- [Exercise prompt]: From the entries that follow, pick out all lines holding "起至本合同解除之日止同期利息的".

- [Available data]:

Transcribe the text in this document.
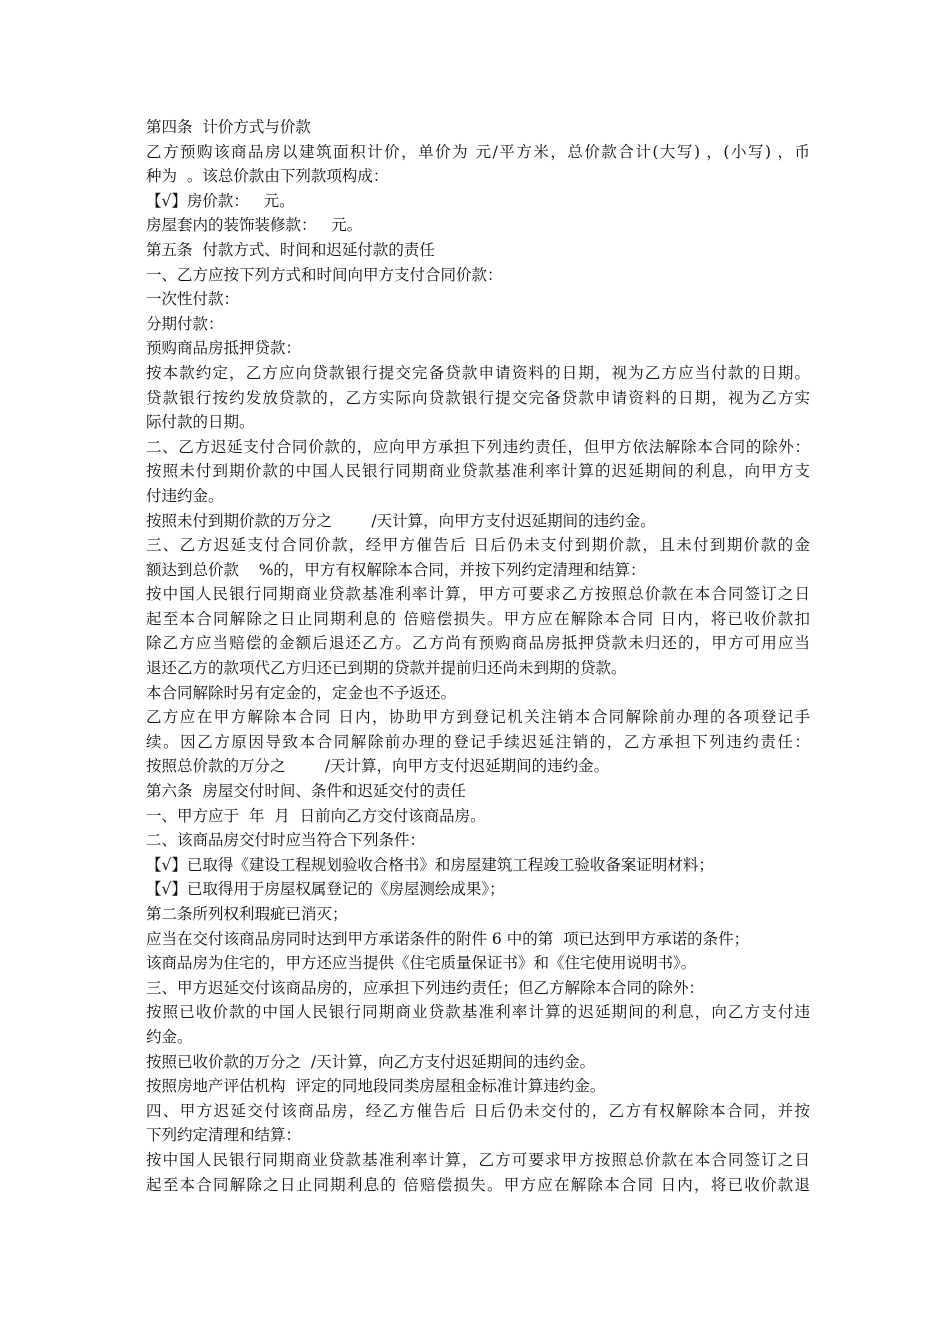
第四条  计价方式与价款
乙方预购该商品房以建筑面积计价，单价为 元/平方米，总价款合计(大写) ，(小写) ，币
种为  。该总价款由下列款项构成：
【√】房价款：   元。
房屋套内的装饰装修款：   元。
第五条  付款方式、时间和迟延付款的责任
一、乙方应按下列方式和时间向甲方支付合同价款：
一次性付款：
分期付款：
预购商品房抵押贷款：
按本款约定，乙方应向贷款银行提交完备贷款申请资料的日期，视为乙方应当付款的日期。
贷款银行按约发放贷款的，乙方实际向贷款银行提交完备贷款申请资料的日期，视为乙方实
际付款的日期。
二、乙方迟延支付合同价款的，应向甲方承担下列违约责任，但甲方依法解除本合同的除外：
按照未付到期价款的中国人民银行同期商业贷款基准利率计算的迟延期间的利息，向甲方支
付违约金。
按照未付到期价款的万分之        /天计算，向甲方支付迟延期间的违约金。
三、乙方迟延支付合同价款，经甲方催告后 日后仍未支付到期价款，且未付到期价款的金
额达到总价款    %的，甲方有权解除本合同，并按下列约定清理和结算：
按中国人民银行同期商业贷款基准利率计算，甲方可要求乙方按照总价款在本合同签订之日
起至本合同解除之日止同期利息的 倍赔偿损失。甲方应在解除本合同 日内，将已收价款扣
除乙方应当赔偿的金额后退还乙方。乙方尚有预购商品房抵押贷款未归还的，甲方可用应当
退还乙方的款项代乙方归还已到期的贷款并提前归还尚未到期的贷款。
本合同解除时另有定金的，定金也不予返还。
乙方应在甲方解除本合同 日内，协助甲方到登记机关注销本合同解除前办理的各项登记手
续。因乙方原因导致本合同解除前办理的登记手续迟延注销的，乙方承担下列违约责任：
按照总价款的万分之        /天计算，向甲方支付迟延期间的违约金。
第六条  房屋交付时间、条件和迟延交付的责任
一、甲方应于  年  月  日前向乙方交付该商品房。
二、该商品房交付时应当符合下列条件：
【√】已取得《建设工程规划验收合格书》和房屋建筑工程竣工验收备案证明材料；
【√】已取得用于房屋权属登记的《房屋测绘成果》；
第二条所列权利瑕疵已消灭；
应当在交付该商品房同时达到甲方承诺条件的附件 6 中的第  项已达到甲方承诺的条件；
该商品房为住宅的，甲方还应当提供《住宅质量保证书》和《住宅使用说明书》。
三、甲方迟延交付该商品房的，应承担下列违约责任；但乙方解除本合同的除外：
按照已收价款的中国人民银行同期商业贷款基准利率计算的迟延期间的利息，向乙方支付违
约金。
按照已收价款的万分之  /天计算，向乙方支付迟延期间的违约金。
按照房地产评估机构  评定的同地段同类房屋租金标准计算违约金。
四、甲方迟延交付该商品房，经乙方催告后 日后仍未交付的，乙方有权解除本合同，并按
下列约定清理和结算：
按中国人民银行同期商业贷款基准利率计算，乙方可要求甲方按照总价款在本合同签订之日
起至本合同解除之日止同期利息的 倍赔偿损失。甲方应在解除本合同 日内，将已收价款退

- [Exercise solution]:
起至本合同解除之日止同期利息的 倍赔偿损失。甲方应在解除本合同 日内，将已收价款扣
起至本合同解除之日止同期利息的 倍赔偿损失。甲方应在解除本合同 日内，将已收价款退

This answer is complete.